# TO BE DONE
Would you restate all the data that follows, word for word?

# ENTRIES SUPPLIED
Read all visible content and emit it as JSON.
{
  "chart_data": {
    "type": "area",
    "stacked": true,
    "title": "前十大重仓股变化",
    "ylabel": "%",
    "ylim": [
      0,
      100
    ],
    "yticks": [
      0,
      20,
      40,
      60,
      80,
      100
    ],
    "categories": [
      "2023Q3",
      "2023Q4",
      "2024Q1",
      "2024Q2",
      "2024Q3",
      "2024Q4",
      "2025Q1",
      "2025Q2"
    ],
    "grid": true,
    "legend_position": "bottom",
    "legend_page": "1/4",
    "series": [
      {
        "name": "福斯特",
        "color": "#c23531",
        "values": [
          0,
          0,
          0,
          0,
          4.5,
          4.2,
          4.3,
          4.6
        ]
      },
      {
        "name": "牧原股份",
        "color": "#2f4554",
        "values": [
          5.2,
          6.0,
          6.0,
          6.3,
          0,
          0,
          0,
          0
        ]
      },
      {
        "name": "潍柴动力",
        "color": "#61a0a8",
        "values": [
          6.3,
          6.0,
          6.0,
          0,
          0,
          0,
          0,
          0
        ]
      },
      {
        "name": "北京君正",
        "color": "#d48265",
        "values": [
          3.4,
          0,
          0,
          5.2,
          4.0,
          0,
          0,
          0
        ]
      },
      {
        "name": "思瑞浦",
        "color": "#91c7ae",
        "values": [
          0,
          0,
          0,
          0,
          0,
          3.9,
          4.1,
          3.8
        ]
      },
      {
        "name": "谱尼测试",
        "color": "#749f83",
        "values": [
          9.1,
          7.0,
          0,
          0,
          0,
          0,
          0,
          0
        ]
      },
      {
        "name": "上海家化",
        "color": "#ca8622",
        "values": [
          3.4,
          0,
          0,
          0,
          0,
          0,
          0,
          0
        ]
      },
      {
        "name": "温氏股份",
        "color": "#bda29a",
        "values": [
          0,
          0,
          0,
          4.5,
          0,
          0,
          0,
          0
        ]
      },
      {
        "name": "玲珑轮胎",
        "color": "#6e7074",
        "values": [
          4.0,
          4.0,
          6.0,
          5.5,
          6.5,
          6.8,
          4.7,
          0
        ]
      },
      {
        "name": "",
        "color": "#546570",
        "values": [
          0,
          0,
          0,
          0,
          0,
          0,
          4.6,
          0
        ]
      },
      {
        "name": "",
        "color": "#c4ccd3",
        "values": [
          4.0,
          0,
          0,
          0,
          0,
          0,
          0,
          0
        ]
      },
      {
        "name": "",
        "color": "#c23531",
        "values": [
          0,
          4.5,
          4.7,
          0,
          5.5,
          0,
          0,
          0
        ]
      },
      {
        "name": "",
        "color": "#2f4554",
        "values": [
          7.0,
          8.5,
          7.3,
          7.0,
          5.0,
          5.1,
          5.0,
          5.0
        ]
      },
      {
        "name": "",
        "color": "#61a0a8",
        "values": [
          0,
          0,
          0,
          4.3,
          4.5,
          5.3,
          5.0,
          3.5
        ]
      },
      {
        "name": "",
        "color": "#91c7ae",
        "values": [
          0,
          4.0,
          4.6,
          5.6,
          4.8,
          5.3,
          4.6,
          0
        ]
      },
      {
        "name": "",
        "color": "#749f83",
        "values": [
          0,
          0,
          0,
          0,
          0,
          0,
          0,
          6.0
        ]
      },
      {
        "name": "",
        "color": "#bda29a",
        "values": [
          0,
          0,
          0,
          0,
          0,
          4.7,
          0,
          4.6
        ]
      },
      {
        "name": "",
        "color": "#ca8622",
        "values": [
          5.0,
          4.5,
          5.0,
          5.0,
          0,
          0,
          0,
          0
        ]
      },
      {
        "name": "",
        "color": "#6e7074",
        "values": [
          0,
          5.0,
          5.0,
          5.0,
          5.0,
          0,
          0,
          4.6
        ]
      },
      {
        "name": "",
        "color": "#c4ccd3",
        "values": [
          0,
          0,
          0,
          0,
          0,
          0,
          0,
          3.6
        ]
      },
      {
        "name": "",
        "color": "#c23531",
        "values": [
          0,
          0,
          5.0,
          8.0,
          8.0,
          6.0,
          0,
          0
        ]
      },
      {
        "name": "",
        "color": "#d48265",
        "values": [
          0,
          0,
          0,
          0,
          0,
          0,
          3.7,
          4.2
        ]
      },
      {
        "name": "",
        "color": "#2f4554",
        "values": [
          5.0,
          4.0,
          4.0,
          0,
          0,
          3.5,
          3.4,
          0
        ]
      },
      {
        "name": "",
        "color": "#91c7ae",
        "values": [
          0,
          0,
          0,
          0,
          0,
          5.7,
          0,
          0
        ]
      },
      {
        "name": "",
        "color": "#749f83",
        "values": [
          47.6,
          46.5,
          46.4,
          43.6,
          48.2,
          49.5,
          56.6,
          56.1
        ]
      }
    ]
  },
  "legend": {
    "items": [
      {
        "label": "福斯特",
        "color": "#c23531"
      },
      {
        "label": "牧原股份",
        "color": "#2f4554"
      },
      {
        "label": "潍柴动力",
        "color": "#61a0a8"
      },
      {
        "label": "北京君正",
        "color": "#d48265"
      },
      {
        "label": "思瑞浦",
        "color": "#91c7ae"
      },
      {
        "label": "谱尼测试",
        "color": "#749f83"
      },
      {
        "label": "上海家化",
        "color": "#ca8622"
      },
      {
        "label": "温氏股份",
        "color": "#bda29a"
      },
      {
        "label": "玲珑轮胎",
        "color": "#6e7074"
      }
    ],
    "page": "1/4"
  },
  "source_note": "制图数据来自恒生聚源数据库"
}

# FINAL RESULT
Read all visible content and emit it as JSON.
{
  "chart_data": {
    "type": "area",
    "stacked": true,
    "title": "前十大重仓股变化",
    "ylabel": "%",
    "ylim": [
      0,
      100
    ],
    "yticks": [
      0,
      20,
      40,
      60,
      80,
      100
    ],
    "categories": [
      "2023Q3",
      "2023Q4",
      "2024Q1",
      "2024Q2",
      "2024Q3",
      "2024Q4",
      "2025Q1",
      "2025Q2"
    ],
    "grid": true,
    "legend_position": "bottom",
    "legend_page": "1/4",
    "series": [
      {
        "name": "福斯特",
        "color": "#c23531",
        "values": [
          0,
          0,
          0,
          0,
          4.5,
          4.2,
          4.3,
          4.6
        ]
      },
      {
        "name": "牧原股份",
        "color": "#2f4554",
        "values": [
          5.2,
          6.0,
          6.0,
          6.3,
          0,
          0,
          0,
          0
        ]
      },
      {
        "name": "潍柴动力",
        "color": "#61a0a8",
        "values": [
          6.3,
          6.0,
          6.0,
          0,
          0,
          0,
          0,
          0
        ]
      },
      {
        "name": "北京君正",
        "color": "#d48265",
        "values": [
          3.4,
          0,
          0,
          5.2,
          4.0,
          0,
          0,
          0
        ]
      },
      {
        "name": "思瑞浦",
        "color": "#91c7ae",
        "values": [
          0,
          0,
          0,
          0,
          0,
          3.9,
          4.1,
          3.8
        ]
      },
      {
        "name": "谱尼测试",
        "color": "#749f83",
        "values": [
          9.1,
          7.0,
          0,
          0,
          0,
          0,
          0,
          0
        ]
      },
      {
        "name": "上海家化",
        "color": "#ca8622",
        "values": [
          3.4,
          0,
          0,
          0,
          0,
          0,
          0,
          0
        ]
      },
      {
        "name": "温氏股份",
        "color": "#bda29a",
        "values": [
          0,
          0,
          0,
          4.5,
          0,
          0,
          0,
          0
        ]
      },
      {
        "name": "玲珑轮胎",
        "color": "#6e7074",
        "values": [
          4.0,
          4.0,
          6.0,
          5.5,
          6.5,
          6.8,
          4.7,
          0
        ]
      },
      {
        "name": "",
        "color": "#546570",
        "values": [
          0,
          0,
          0,
          0,
          0,
          0,
          4.6,
          0
        ]
      },
      {
        "name": "",
        "color": "#c4ccd3",
        "values": [
          4.0,
          0,
          0,
          0,
          0,
          0,
          0,
          0
        ]
      },
      {
        "name": "",
        "color": "#c23531",
        "values": [
          0,
          4.5,
          4.7,
          0,
          5.5,
          0,
          0,
          0
        ]
      },
      {
        "name": "",
        "color": "#2f4554",
        "values": [
          7.0,
          8.5,
          7.3,
          7.0,
          5.0,
          5.1,
          5.0,
          5.0
        ]
      },
      {
        "name": "",
        "color": "#61a0a8",
        "values": [
          0,
          0,
          0,
          4.3,
          4.5,
          5.3,
          5.0,
          3.5
        ]
      },
      {
        "name": "",
        "color": "#91c7ae",
        "values": [
          0,
          4.0,
          4.6,
          5.6,
          4.8,
          5.3,
          4.6,
          0
        ]
      },
      {
        "name": "",
        "color": "#749f83",
        "values": [
          0,
          0,
          0,
          0,
          0,
          0,
          0,
          6.0
        ]
      },
      {
        "name": "",
        "color": "#bda29a",
        "values": [
          0,
          0,
          0,
          0,
          0,
          4.7,
          0,
          4.6
        ]
      },
      {
        "name": "",
        "color": "#ca8622",
        "values": [
          5.0,
          4.5,
          5.0,
          5.0,
          0,
          0,
          0,
          0
        ]
      },
      {
        "name": "",
        "color": "#6e7074",
        "values": [
          0,
          5.0,
          5.0,
          5.0,
          5.0,
          0,
          0,
          4.6
        ]
      },
      {
        "name": "",
        "color": "#c4ccd3",
        "values": [
          0,
          0,
          0,
          0,
          0,
          0,
          0,
          3.6
        ]
      },
      {
        "name": "",
        "color": "#c23531",
        "values": [
          0,
          0,
          5.0,
          8.0,
          8.0,
          6.0,
          0,
          0
        ]
      },
      {
        "name": "",
        "color": "#d48265",
        "values": [
          0,
          0,
          0,
          0,
          0,
          0,
          3.7,
          4.2
        ]
      },
      {
        "name": "",
        "color": "#2f4554",
        "values": [
          5.0,
          4.0,
          4.0,
          0,
          0,
          3.5,
          3.4,
          0
        ]
      },
      {
        "name": "",
        "color": "#91c7ae",
        "values": [
          0,
          0,
          0,
          0,
          0,
          5.7,
          0,
          0
        ]
      },
      {
        "name": "",
        "color": "#749f83",
        "values": [
          47.6,
          46.5,
          46.4,
          43.6,
          48.2,
          49.5,
          56.6,
          56.1
        ]
      }
    ]
  },
  "legend": {
    "items": [
      {
        "label": "福斯特",
        "color": "#c23531"
      },
      {
        "label": "牧原股份",
        "color": "#2f4554"
      },
      {
        "label": "潍柴动力",
        "color": "#61a0a8"
      },
      {
        "label": "北京君正",
        "color": "#d48265"
      },
      {
        "label": "思瑞浦",
        "color": "#91c7ae"
      },
      {
        "label": "谱尼测试",
        "color": "#749f83"
      },
      {
        "label": "上海家化",
        "color": "#ca8622"
      },
      {
        "label": "温氏股份",
        "color": "#bda29a"
      },
      {
        "label": "玲珑轮胎",
        "color": "#6e7074"
      }
    ],
    "page": "1/4"
  },
  "source_note": "制图数据来自恒生聚源数据库"
}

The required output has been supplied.